▶ _SOURCE MATERIAL_
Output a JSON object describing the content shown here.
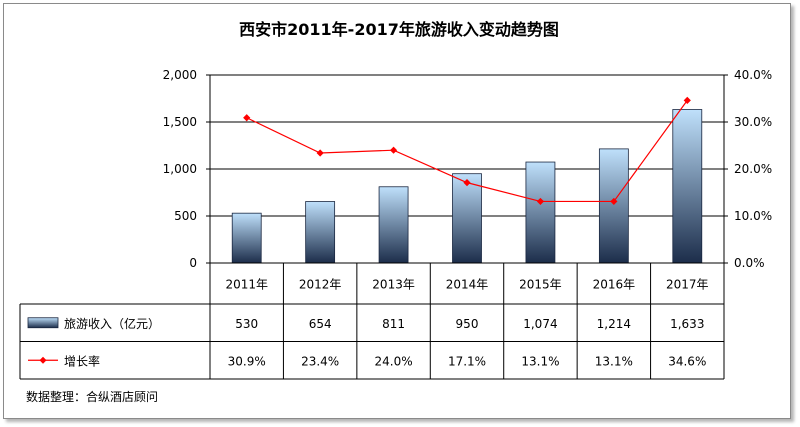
{
  "chart_data": {
    "type": "bar",
    "title": "西安市2011年-2017年旅游收入变动趋势图",
    "categories": [
      "2011年",
      "2012年",
      "2013年",
      "2014年",
      "2015年",
      "2016年",
      "2017年"
    ],
    "series": [
      {
        "name": "旅游收入（亿元）",
        "type": "bar",
        "axis": "left",
        "values": [
          530,
          654,
          811,
          950,
          1074,
          1214,
          1633
        ],
        "labels": [
          "530",
          "654",
          "811",
          "950",
          "1,074",
          "1,214",
          "1,633"
        ]
      },
      {
        "name": "增长率",
        "type": "line",
        "axis": "right",
        "values": [
          30.9,
          23.4,
          24.0,
          17.1,
          13.1,
          13.1,
          34.6
        ],
        "labels": [
          "30.9%",
          "23.4%",
          "24.0%",
          "17.1%",
          "13.1%",
          "13.1%",
          "34.6%"
        ]
      }
    ],
    "y_left": {
      "ylim": [
        0,
        2000
      ],
      "ticks": [
        "0",
        "500",
        "1,000",
        "1,500",
        "2,000"
      ]
    },
    "y_right": {
      "ylim": [
        0,
        40
      ],
      "ticks": [
        "0.0%",
        "10.0%",
        "20.0%",
        "30.0%",
        "40.0%"
      ]
    },
    "grid": true,
    "legend": "data-table",
    "source": "数据整理：合纵酒店顾问"
  },
  "colors": {
    "bar_top": "#bfe0fb",
    "bar_bottom": "#1c2d4a",
    "line": "#ff0000",
    "grid": "#000000"
  }
}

▶ _YOUR GOAL_
Repeat the records above exactly, omitting every picture.

▶ _RESPONSE TO THE TASK_
Output a JSON object describing the content shown here.
{
  "chart_data": {
    "type": "bar",
    "title": "西安市2011年-2017年旅游收入变动趋势图",
    "categories": [
      "2011年",
      "2012年",
      "2013年",
      "2014年",
      "2015年",
      "2016年",
      "2017年"
    ],
    "series": [
      {
        "name": "旅游收入（亿元）",
        "type": "bar",
        "axis": "left",
        "values": [
          530,
          654,
          811,
          950,
          1074,
          1214,
          1633
        ],
        "labels": [
          "530",
          "654",
          "811",
          "950",
          "1,074",
          "1,214",
          "1,633"
        ]
      },
      {
        "name": "增长率",
        "type": "line",
        "axis": "right",
        "values": [
          30.9,
          23.4,
          24.0,
          17.1,
          13.1,
          13.1,
          34.6
        ],
        "labels": [
          "30.9%",
          "23.4%",
          "24.0%",
          "17.1%",
          "13.1%",
          "13.1%",
          "34.6%"
        ]
      }
    ],
    "y_left": {
      "ylim": [
        0,
        2000
      ],
      "ticks": [
        "0",
        "500",
        "1,000",
        "1,500",
        "2,000"
      ]
    },
    "y_right": {
      "ylim": [
        0,
        40
      ],
      "ticks": [
        "0.0%",
        "10.0%",
        "20.0%",
        "30.0%",
        "40.0%"
      ]
    },
    "grid": true,
    "legend": "data-table",
    "source": "数据整理：合纵酒店顾问"
  },
  "colors": {
    "bar_top": "#bfe0fb",
    "bar_bottom": "#1c2d4a",
    "line": "#ff0000",
    "grid": "#000000"
  }
}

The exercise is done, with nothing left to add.